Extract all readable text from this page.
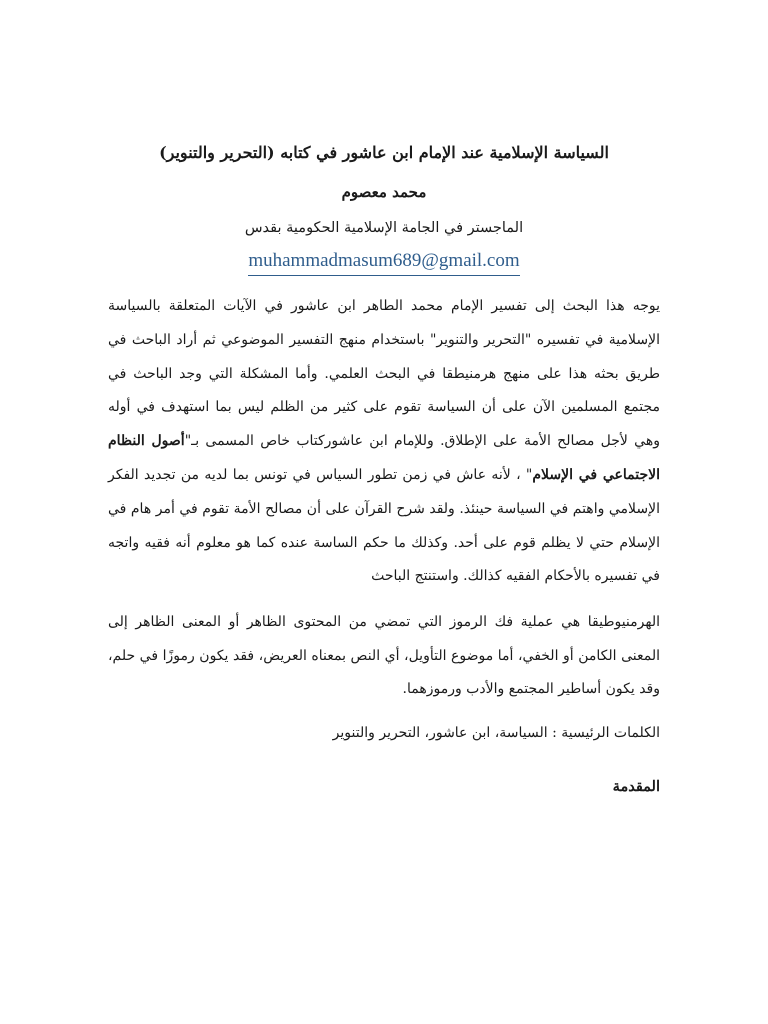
السياسة الإسلامية عند الإمام ابن عاشور في كتابه (التحرير والتنوير)
محمد معصوم
الماجستر في الجامة الإسلامية الحكومية بقدس
muhammadmasum689@gmail.com

يوجه هذا البحث إلى تفسير الإمام محمد الطاهر ابن عاشور في الآيات المتعلقة بالسياسة الإسلامية في تفسيره "التحرير والتنوير" باستخدام منهج التفسير الموضوعي ثم أراد الباحث في طريق بحثه هذا على منهج هرمنيطقا في البحث العلمي. وأما المشكلة التي وجد الباحث في مجتمع المسلمين الآن على أن السياسة تقوم على كثير من الظلم ليس بما استهدف في أوله وهي لأجل مصالح الأمة على الإطلاق. وللإمام ابن عاشوركتاب خاص المسمى بـ"أصول النظام الاجتماعي في الإسلام" ، لأنه عاش في زمن تطور السياس في تونس بما لديه من تجديد الفكر الإسلامي واهتم في السياسة حينئذ. ولقد شرح القرآن على أن مصالح الأمة تقوم في أمر هام في الإسلام حتي لا يظلم قوم على أحد. وكذلك ما حكم الساسة عنده كما هو معلوم أنه فقيه واتجه في تفسيره بالأحكام الفقيه كذالك. واستنتج الباحث

الهرمنيوطيقا هي عملية فك الرموز التي تمضي من المحتوى الظاهر أو المعنى الظاهر إلى المعنى الكامن أو الخفي، أما موضوع التأويل، أي النص بمعناه العريض، فقد يكون رموزًا في حلم، وقد يكون أساطير المجتمع والأدب ورموزهما.

الكلمات الرئيسية : السياسة، ابن عاشور، التحرير والتنوير

المقدمة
--------
◆ Brief ◆
Go through the entries above and output them exactly, without pictures.

◆ Solution below ◆
Extract all readable text from this page.
السياسة الإسلامية عند الإمام ابن عاشور في كتابه (التحرير والتنوير)
محمد معصوم
الماجستر في الجامة الإسلامية الحكومية بقدس
muhammadmasum689@gmail.com

يوجه هذا البحث إلى تفسير الإمام محمد الطاهر ابن عاشور في الآيات المتعلقة بالسياسة الإسلامية في تفسيره "التحرير والتنوير" باستخدام منهج التفسير الموضوعي ثم أراد الباحث في طريق بحثه هذا على منهج هرمنيطقا في البحث العلمي. وأما المشكلة التي وجد الباحث في مجتمع المسلمين الآن على أن السياسة تقوم على كثير من الظلم ليس بما استهدف في أوله وهي لأجل مصالح الأمة على الإطلاق. وللإمام ابن عاشوركتاب خاص المسمى بـ"أصول النظام الاجتماعي في الإسلام" ، لأنه عاش في زمن تطور السياس في تونس بما لديه من تجديد الفكر الإسلامي واهتم في السياسة حينئذ. ولقد شرح القرآن على أن مصالح الأمة تقوم في أمر هام في الإسلام حتي لا يظلم قوم على أحد. وكذلك ما حكم الساسة عنده كما هو معلوم أنه فقيه واتجه في تفسيره بالأحكام الفقيه كذالك. واستنتج الباحث

الهرمنيوطيقا هي عملية فك الرموز التي تمضي من المحتوى الظاهر أو المعنى الظاهر إلى المعنى الكامن أو الخفي، أما موضوع التأويل، أي النص بمعناه العريض، فقد يكون رموزًا في حلم، وقد يكون أساطير المجتمع والأدب ورموزهما.

الكلمات الرئيسية : السياسة، ابن عاشور، التحرير والتنوير

المقدمة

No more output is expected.